**SHORT PROBLEM**
Copy the listing below line for line, keeping every character the same.

**MATERIAL SUPPLIED**
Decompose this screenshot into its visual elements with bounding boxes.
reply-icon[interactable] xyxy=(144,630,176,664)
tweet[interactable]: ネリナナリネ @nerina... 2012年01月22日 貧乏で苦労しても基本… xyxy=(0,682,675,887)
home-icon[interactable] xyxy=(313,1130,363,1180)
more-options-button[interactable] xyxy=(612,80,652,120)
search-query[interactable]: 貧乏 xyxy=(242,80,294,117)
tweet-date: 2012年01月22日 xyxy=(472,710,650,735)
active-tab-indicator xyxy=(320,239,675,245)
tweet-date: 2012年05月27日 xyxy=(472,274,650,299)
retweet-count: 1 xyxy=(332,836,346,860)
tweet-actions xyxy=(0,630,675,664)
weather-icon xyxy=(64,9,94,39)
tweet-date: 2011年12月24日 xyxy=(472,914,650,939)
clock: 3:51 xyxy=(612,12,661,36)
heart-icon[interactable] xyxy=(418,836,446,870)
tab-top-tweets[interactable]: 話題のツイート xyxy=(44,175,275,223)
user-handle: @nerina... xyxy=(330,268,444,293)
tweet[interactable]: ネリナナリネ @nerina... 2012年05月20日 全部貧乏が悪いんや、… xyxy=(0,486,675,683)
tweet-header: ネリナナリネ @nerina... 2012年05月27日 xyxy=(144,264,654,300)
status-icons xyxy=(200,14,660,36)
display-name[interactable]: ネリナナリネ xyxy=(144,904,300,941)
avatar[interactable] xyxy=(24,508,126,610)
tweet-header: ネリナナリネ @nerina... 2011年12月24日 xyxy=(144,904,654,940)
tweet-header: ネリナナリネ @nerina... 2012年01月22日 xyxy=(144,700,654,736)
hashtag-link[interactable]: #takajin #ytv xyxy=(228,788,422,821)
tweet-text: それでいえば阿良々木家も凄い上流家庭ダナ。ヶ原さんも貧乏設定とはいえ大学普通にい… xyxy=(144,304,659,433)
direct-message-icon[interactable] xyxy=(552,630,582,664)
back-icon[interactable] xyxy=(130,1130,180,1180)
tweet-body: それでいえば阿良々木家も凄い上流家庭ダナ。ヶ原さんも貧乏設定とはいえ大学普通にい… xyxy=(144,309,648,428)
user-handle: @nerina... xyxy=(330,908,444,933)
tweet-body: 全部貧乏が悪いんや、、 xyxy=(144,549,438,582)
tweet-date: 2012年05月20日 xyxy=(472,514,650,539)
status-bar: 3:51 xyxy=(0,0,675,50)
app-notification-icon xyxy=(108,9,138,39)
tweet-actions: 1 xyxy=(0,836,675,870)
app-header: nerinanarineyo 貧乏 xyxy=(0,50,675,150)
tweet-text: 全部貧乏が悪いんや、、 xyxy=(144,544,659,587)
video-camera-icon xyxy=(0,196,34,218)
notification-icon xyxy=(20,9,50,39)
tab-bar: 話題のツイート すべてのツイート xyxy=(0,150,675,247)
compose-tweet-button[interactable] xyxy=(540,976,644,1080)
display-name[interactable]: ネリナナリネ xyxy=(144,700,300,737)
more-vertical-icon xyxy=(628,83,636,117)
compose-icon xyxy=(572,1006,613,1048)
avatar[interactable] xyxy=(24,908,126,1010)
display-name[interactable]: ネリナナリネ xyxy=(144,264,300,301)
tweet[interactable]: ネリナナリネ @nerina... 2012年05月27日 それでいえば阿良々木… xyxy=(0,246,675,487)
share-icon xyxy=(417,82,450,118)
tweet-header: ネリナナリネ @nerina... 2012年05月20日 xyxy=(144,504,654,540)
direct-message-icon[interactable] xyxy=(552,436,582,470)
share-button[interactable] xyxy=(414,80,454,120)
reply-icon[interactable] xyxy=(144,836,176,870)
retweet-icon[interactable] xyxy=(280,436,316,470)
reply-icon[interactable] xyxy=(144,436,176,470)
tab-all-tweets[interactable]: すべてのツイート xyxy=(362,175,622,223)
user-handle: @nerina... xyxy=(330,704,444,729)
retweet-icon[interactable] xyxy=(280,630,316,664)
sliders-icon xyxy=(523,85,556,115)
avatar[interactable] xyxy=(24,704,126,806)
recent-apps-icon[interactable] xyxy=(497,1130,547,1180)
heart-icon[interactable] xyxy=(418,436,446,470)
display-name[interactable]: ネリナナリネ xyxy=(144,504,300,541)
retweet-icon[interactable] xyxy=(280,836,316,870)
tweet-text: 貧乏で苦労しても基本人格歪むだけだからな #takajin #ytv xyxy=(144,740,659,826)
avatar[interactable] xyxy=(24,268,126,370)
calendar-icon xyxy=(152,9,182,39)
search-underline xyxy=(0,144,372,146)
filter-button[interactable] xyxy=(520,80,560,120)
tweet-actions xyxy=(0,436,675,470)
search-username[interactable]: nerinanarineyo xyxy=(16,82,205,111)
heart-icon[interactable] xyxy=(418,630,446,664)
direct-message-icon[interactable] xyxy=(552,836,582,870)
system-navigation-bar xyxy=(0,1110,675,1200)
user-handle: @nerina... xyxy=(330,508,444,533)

**COMPLETED TASK**
Decompose this screenshot into its visual elements with bounding boxes.
reply-icon[interactable] xyxy=(144,630,176,664)
tweet[interactable]: ネリナナリネ @nerina... 2012年01月22日 貧乏で苦労しても基本… xyxy=(0,682,675,887)
home-icon[interactable] xyxy=(313,1130,363,1180)
more-options-button[interactable] xyxy=(612,80,652,120)
search-query[interactable]: 貧乏 xyxy=(242,80,294,117)
tweet-date: 2012年01月22日 xyxy=(472,710,650,735)
active-tab-indicator xyxy=(320,239,675,245)
tweet-date: 2012年05月27日 xyxy=(472,274,650,299)
retweet-count: 1 xyxy=(332,836,346,860)
tweet-actions xyxy=(0,630,675,664)
weather-icon xyxy=(64,9,94,39)
tweet-date: 2011年12月24日 xyxy=(472,914,650,939)
clock: 3:51 xyxy=(612,12,661,36)
heart-icon[interactable] xyxy=(418,836,446,870)
tab-top-tweets[interactable]: 話題のツイート xyxy=(44,175,275,223)
user-handle: @nerina... xyxy=(330,268,444,293)
tweet[interactable]: ネリナナリネ @nerina... 2012年05月20日 全部貧乏が悪いんや、… xyxy=(0,486,675,683)
tweet-header: ネリナナリネ @nerina... 2012年05月27日 xyxy=(144,264,654,300)
status-icons xyxy=(200,14,660,36)
display-name[interactable]: ネリナナリネ xyxy=(144,904,300,941)
avatar[interactable] xyxy=(24,508,126,610)
tweet-header: ネリナナリネ @nerina... 2011年12月24日 xyxy=(144,904,654,940)
tweet-header: ネリナナリネ @nerina... 2012年01月22日 xyxy=(144,700,654,736)
hashtag-link[interactable]: #takajin #ytv xyxy=(228,788,422,821)
tweet-text: それでいえば阿良々木家も凄い上流家庭ダナ。ヶ原さんも貧乏設定とはいえ大学普通にい… xyxy=(144,304,659,433)
direct-message-icon[interactable] xyxy=(552,630,582,664)
back-icon[interactable] xyxy=(130,1130,180,1180)
tweet-body: それでいえば阿良々木家も凄い上流家庭ダナ。ヶ原さんも貧乏設定とはいえ大学普通にい… xyxy=(144,309,648,428)
user-handle: @nerina... xyxy=(330,908,444,933)
tweet-body: 全部貧乏が悪いんや、、 xyxy=(144,549,438,582)
tweet-date: 2012年05月20日 xyxy=(472,514,650,539)
status-bar: 3:51 xyxy=(0,0,675,50)
app-notification-icon xyxy=(108,9,138,39)
tweet-actions: 1 xyxy=(0,836,675,870)
app-header: nerinanarineyo 貧乏 xyxy=(0,50,675,150)
tweet-text: 全部貧乏が悪いんや、、 xyxy=(144,544,659,587)
video-camera-icon xyxy=(0,196,34,218)
notification-icon xyxy=(20,9,50,39)
tab-bar: 話題のツイート すべてのツイート xyxy=(0,150,675,247)
compose-tweet-button[interactable] xyxy=(540,976,644,1080)
display-name[interactable]: ネリナナリネ xyxy=(144,700,300,737)
more-vertical-icon xyxy=(628,83,636,117)
compose-icon xyxy=(572,1006,613,1048)
avatar[interactable] xyxy=(24,908,126,1010)
display-name[interactable]: ネリナナリネ xyxy=(144,264,300,301)
tweet[interactable]: ネリナナリネ @nerina... 2012年05月27日 それでいえば阿良々木… xyxy=(0,246,675,487)
share-icon xyxy=(417,82,450,118)
tweet-header: ネリナナリネ @nerina... 2012年05月20日 xyxy=(144,504,654,540)
direct-message-icon[interactable] xyxy=(552,436,582,470)
share-button[interactable] xyxy=(414,80,454,120)
reply-icon[interactable] xyxy=(144,836,176,870)
retweet-icon[interactable] xyxy=(280,436,316,470)
reply-icon[interactable] xyxy=(144,436,176,470)
tab-all-tweets[interactable]: すべてのツイート xyxy=(362,175,622,223)
user-handle: @nerina... xyxy=(330,704,444,729)
retweet-icon[interactable] xyxy=(280,630,316,664)
sliders-icon xyxy=(523,85,556,115)
avatar[interactable] xyxy=(24,704,126,806)
recent-apps-icon[interactable] xyxy=(497,1130,547,1180)
heart-icon[interactable] xyxy=(418,436,446,470)
display-name[interactable]: ネリナナリネ xyxy=(144,504,300,541)
retweet-icon[interactable] xyxy=(280,836,316,870)
tweet-text: 貧乏で苦労しても基本人格歪むだけだからな #takajin #ytv xyxy=(144,740,659,826)
avatar[interactable] xyxy=(24,268,126,370)
calendar-icon xyxy=(152,9,182,39)
search-underline xyxy=(0,144,372,146)
filter-button[interactable] xyxy=(520,80,560,120)
tweet-actions xyxy=(0,436,675,470)
search-username[interactable]: nerinanarineyo xyxy=(16,82,205,111)
heart-icon[interactable] xyxy=(418,630,446,664)
direct-message-icon[interactable] xyxy=(552,836,582,870)
system-navigation-bar xyxy=(0,1110,675,1200)
user-handle: @nerina... xyxy=(330,508,444,533)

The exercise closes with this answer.